# [What you will do]
Write out the whole of the material exactly.

# [Supplied material]
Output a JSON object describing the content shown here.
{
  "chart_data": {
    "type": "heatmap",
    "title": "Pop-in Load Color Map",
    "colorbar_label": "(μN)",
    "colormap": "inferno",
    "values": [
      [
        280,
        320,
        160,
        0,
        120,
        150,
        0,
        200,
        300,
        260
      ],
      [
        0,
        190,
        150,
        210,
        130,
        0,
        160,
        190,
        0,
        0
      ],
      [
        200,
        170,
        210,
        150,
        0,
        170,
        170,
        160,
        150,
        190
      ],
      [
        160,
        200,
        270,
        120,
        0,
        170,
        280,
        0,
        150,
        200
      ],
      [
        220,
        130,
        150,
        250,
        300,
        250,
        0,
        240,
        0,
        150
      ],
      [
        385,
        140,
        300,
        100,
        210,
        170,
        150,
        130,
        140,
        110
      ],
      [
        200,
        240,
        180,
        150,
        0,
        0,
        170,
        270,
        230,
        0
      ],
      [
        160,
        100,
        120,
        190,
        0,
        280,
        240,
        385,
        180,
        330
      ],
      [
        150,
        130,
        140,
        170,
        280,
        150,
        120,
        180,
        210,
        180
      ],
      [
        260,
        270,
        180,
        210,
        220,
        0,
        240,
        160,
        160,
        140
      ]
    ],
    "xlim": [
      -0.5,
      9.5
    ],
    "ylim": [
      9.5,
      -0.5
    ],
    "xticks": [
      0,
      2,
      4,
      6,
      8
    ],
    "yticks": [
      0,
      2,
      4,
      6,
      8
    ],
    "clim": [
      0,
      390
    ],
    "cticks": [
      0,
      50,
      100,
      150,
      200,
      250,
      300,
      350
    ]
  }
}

# [Answer]
Output a JSON object describing the content shown here.
{
  "chart_data": {
    "type": "heatmap",
    "title": "Pop-in Load Color Map",
    "colorbar_label": "(μN)",
    "colormap": "inferno",
    "values": [
      [
        280,
        320,
        160,
        0,
        120,
        150,
        0,
        200,
        300,
        260
      ],
      [
        0,
        190,
        150,
        210,
        130,
        0,
        160,
        190,
        0,
        0
      ],
      [
        200,
        170,
        210,
        150,
        0,
        170,
        170,
        160,
        150,
        190
      ],
      [
        160,
        200,
        270,
        120,
        0,
        170,
        280,
        0,
        150,
        200
      ],
      [
        220,
        130,
        150,
        250,
        300,
        250,
        0,
        240,
        0,
        150
      ],
      [
        385,
        140,
        300,
        100,
        210,
        170,
        150,
        130,
        140,
        110
      ],
      [
        200,
        240,
        180,
        150,
        0,
        0,
        170,
        270,
        230,
        0
      ],
      [
        160,
        100,
        120,
        190,
        0,
        280,
        240,
        385,
        180,
        330
      ],
      [
        150,
        130,
        140,
        170,
        280,
        150,
        120,
        180,
        210,
        180
      ],
      [
        260,
        270,
        180,
        210,
        220,
        0,
        240,
        160,
        160,
        140
      ]
    ],
    "xlim": [
      -0.5,
      9.5
    ],
    "ylim": [
      9.5,
      -0.5
    ],
    "xticks": [
      0,
      2,
      4,
      6,
      8
    ],
    "yticks": [
      0,
      2,
      4,
      6,
      8
    ],
    "clim": [
      0,
      390
    ],
    "cticks": [
      0,
      50,
      100,
      150,
      200,
      250,
      300,
      350
    ]
  }
}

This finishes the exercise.